§ Verilen Metin:
○ ○ ○ ○

26. Kararın temyizi üzerine incelemeyi yapan Yargıtay 7. Hukuk Dairesi 30/11/2006 tarihli ve E.2006/2115, K.2006/3955 sayılı kararıyla İlk Derece Mahkemesinin kararını onamıştır.

27. Başvurucuların murisinin karar düzeltme talebi, Yargıtay aynı Dairesinin 1/7/2008 tarihli ve E.2007/3956, K.2008/2954 sayılı kararıyla reddedilmiş ve karar bu tarihte kesinleşmiştir.

28. Dava konusu taşınmazın mülkiyeti konusunda davanın kesinleşmesinden sonra başvurucuların murisi tapu siciline güvenerek aldığı taşınmazın Hazine adına kaydı nedeniyle zarara uğradığını ileri sürerek 29/6/2009 tarihinde Antalya 1. Asliye Hukuk Mahkemesi nezdinde tazminat davası açmıştır.

29. Başvurucuların murisi 26/8/2009 tarihinde vefat etmiştir.

30. Mahkeme 29/6/2009 tarihli ve E.2009/244, K.2010/92 sayılı kararıyla ve Kadastro Mahkemesi kararına atıf yaparak başvurucuların murisinin satın aldığı tapu kayıtlarının 229 No.lu parsele ait olduğu iddiasının Kadastro Mahkemesince reddedildiği, dayanılan tapu kayıtlarının miktarından daha fazla yer verildiği ve başvurucuların murisi adına mevcut kayıtların 229 No.lu parsel dışında çok sayıda parselin revizyon gördüğü, dava dilekçesinde belirtilen hususların tapu kaydının yanlış tutulmasından kaynaklanmadığı, başvurucuların murisinin kadastro öncesi satın aldığı tapu kayıtları hangi kadastral parsellere uygulanmış ise yasal süresi içinde o parseller yönünden tespit malikleri aleyhine talepte bulunabileceği, 3402 sayılı Kanun’un 12/4 maddesi gereği kadastrosu tamamlanmış alan içinde kalan eski tapu kayıtlarının işleme tabi kayıt niteliğini kaybedeceği ve bunlara dayanılarak işlem yapılamayacağı gerekçeleriyle davayı reddetmiştir.

31. Kararın temyizi üzerine Yargıtay 20. Hukuk Dairesi 17/1/2012 tarihli ve E.2011/16678, K.2012/237 sayılı kararıyla başvurucuların murisinin dayandığı tapu kaydının değişebilir sınırlar içerdiği; miktarından çok fazlaya, toplam 3.931.926 m²ye çok sayıda parselin revizyon gördüğü, başvurucuların murisinin çekişmeli 229 sayılı parsel için mevcut bir tapu kaydının bulunmadığı, bu nedenle de Kadastro Mahkemesi kararının kesinleşmesiyle zarara uğrandığının söylenemeyeceği gerekçesiyle davayı reddetmiştir.

32. Başvurucuların karar düzeltme talebi Yargıtay aynı dairesinin 11/12/2012 tarihli ve E.2012/7868, K.2012/14280 sayılı kararıyla reddedilmiş ve karar kesinleşmiştir.

○ ○ ○ ○

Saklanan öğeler
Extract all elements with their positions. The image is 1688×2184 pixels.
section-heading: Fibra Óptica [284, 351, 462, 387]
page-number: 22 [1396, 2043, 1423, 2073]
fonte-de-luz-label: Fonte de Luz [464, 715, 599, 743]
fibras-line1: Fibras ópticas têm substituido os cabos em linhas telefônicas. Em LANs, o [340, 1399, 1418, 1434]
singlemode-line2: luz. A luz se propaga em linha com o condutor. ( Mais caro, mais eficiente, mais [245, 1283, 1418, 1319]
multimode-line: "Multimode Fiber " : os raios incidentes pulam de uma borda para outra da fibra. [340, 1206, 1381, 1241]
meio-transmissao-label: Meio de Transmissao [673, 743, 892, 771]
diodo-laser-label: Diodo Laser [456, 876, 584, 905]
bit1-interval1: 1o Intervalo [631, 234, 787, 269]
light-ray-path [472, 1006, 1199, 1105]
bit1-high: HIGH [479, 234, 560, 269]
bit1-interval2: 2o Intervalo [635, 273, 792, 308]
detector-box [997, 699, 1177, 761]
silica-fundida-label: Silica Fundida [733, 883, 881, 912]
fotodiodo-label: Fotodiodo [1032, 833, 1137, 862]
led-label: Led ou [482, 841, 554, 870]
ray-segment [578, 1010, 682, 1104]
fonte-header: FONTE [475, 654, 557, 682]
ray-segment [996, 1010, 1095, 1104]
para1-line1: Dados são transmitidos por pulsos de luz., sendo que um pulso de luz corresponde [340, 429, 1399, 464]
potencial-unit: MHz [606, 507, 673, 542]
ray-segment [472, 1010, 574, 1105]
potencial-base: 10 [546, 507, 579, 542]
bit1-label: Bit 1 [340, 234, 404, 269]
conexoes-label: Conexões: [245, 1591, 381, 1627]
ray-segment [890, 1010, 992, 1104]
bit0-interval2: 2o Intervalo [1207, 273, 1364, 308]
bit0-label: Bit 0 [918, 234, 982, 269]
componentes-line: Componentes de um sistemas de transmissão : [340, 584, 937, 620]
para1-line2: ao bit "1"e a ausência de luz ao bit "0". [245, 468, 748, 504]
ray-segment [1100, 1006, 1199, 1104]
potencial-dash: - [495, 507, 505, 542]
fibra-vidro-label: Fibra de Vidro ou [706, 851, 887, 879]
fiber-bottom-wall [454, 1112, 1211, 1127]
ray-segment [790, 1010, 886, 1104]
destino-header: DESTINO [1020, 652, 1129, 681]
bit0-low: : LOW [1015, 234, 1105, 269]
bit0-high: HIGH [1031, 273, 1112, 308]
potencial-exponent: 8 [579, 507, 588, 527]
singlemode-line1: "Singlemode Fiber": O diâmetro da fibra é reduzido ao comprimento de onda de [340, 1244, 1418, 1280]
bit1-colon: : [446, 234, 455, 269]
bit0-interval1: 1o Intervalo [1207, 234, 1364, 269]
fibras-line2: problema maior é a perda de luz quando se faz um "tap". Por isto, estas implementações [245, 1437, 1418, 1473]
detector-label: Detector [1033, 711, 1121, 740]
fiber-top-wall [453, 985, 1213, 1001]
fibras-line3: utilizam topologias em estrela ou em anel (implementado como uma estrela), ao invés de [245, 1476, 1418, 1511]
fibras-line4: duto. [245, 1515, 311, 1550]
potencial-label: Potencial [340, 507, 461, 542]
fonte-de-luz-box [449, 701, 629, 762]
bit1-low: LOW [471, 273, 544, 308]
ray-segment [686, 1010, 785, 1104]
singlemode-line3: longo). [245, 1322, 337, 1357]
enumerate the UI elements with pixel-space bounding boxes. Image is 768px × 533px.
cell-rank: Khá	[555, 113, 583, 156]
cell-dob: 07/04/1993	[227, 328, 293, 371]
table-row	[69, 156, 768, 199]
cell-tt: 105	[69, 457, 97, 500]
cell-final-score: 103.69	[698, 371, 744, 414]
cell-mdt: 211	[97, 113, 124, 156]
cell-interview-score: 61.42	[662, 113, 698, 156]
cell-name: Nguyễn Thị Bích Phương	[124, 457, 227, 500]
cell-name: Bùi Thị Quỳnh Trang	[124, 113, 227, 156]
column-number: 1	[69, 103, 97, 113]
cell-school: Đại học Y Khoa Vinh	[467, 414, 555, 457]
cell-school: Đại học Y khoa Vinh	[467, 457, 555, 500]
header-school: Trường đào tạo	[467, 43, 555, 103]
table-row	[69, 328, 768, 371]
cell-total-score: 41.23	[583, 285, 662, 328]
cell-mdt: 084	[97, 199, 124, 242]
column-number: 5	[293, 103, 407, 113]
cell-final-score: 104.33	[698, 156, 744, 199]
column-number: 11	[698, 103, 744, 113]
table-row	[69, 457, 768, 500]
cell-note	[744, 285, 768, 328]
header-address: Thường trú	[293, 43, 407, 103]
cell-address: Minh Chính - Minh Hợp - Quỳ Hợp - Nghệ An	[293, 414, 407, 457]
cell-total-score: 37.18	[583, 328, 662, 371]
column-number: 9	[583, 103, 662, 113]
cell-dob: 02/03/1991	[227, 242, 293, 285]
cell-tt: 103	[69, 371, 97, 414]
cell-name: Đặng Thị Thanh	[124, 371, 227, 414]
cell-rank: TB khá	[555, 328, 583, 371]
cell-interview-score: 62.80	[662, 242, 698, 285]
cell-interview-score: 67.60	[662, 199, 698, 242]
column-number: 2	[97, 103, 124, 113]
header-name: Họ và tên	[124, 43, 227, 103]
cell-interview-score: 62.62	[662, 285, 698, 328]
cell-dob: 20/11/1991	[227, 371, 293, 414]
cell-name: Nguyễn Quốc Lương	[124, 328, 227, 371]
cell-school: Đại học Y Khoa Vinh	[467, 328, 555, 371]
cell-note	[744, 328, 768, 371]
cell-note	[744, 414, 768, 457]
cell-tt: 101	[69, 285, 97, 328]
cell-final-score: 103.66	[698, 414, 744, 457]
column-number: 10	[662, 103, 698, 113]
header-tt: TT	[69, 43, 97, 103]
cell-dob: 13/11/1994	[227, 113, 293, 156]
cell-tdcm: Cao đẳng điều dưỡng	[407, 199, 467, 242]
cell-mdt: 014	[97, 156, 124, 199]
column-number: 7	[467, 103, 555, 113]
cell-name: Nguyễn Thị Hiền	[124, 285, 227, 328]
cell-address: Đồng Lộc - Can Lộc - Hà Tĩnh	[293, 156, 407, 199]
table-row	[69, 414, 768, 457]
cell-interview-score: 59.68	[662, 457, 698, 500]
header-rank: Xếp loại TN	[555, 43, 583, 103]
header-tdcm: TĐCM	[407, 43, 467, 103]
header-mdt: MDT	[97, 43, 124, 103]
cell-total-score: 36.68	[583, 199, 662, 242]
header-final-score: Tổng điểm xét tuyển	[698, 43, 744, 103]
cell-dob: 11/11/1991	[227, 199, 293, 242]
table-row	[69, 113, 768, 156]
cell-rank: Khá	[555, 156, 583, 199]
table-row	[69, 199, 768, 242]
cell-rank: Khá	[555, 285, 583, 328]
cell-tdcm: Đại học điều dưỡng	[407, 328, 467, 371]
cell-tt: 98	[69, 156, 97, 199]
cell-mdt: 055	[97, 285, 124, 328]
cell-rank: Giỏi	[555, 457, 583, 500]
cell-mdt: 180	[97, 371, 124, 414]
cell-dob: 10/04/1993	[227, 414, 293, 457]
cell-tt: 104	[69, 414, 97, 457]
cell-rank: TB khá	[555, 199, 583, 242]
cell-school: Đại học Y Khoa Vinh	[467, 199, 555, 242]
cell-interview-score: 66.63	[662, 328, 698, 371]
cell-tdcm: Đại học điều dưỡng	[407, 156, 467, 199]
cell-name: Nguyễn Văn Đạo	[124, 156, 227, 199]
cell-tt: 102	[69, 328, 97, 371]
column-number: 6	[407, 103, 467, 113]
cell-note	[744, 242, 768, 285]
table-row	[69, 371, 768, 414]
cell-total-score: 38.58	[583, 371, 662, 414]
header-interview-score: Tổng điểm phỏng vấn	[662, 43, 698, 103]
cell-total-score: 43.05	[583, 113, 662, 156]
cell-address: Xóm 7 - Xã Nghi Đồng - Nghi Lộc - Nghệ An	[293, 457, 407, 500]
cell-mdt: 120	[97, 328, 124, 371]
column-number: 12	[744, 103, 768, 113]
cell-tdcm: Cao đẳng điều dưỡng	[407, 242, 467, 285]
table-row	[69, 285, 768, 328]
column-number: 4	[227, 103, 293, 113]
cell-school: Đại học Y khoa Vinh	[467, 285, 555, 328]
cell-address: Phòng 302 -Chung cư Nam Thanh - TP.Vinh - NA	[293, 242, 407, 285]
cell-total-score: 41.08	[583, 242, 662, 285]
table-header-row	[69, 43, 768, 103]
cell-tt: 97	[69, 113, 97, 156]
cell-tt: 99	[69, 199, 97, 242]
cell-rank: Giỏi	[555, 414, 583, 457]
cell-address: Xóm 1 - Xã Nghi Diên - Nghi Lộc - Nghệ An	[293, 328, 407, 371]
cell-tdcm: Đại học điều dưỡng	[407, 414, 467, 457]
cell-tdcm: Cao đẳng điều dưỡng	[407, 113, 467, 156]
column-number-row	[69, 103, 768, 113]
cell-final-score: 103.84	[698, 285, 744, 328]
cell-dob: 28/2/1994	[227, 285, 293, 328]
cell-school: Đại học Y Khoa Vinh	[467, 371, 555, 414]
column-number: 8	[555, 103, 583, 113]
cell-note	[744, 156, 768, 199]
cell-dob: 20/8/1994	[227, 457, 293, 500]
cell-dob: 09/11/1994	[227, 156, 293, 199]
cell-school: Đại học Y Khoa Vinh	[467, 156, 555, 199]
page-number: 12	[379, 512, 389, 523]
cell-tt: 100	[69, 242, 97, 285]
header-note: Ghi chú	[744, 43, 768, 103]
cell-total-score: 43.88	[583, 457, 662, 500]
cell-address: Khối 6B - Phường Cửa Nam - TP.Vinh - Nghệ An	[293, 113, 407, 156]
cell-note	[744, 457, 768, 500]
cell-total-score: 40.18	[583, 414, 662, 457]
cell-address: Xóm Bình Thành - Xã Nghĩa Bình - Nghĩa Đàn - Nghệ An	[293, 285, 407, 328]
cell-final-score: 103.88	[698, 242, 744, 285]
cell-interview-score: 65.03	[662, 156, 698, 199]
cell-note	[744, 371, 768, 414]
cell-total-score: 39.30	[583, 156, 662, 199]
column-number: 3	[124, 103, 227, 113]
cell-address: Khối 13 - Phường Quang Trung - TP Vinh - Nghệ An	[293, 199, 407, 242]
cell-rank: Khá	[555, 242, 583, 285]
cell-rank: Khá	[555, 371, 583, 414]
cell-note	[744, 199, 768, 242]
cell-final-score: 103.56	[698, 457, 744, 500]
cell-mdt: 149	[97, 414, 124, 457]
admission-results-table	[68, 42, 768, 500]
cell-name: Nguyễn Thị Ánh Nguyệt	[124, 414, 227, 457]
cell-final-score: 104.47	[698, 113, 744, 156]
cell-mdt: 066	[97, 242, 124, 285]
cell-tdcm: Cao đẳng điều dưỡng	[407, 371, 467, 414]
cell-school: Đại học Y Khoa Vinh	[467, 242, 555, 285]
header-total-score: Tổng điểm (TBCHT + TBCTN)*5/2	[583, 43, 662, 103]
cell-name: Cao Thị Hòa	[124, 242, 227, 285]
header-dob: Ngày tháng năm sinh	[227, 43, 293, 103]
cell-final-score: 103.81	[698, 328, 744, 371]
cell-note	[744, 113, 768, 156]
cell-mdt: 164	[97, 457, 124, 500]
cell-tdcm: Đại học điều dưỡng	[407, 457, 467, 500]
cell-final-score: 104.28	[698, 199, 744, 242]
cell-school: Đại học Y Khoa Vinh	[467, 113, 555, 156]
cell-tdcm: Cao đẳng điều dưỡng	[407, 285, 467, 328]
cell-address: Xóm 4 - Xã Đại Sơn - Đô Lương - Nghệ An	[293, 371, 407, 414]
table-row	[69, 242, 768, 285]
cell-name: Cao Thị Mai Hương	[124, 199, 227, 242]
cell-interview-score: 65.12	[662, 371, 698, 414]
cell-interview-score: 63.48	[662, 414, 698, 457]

○ ○ ○ ○

§ Çalışma Soruları:
a. Verilen metne göre başvurucuların murisi hangi tarihte vefat etmiştir?
b. Verilen metinde adı geçen Yargıtay kararlarının her birini, tarihi ve esas ile karar sayısıyla birlikte sıralayın.
c. Verilen metinde "Kararın temyizi üzerine Yargıtay 20. Hukuk Dairesi" diye başlayan paragrafı, ana bilgilerini koruyarak madde listesi hâlinde yeniden yazın.

§ Cevaplar Aşağıda:
a. 26/8/2009

b.
- Yargıtay 7. Hukuk Dairesi, 30/11/2006 tarihli, E.2006/2115, K.2006/3955
- Yargıtay 7. Hukuk Dairesi, 1/7/2008 tarihli, E.2007/3956, K.2008/2954
- Yargıtay 20. Hukuk Dairesi, 17/1/2012 tarihli, E.2011/16678, K.2012/237
- Yargıtay 20. Hukuk Dairesi, 11/12/2012 tarihli, E.2012/7868, K.2012/14280

c.
- Kararın temyiz edilmesi üzerine Yargıtay 20. Hukuk Dairesi, 17/1/2012 tarihli ve E.2011/16678, K.2012/237 sayılı kararla davayı reddetmiştir.
- Gerekçe olarak, murisin dayandığı tapu kaydının değişebilir sınırlar içerdiği belirtilmiştir.
- Kaydın miktarından çok fazla, toplam 3.931.926 m² için çok sayıda parselin revizyon gördüğü tespit edilmiştir.
- Murisin çekişmeli 229 sayılı parsel için mevcut bir tapu kaydı bulunmadığı belirtilmiştir.
- Bu nedenle Kadastro Mahkemesi kararının kesinleşmesiyle zarara uğranıldığının söylenemeyeceği sonucuna varılmıştır.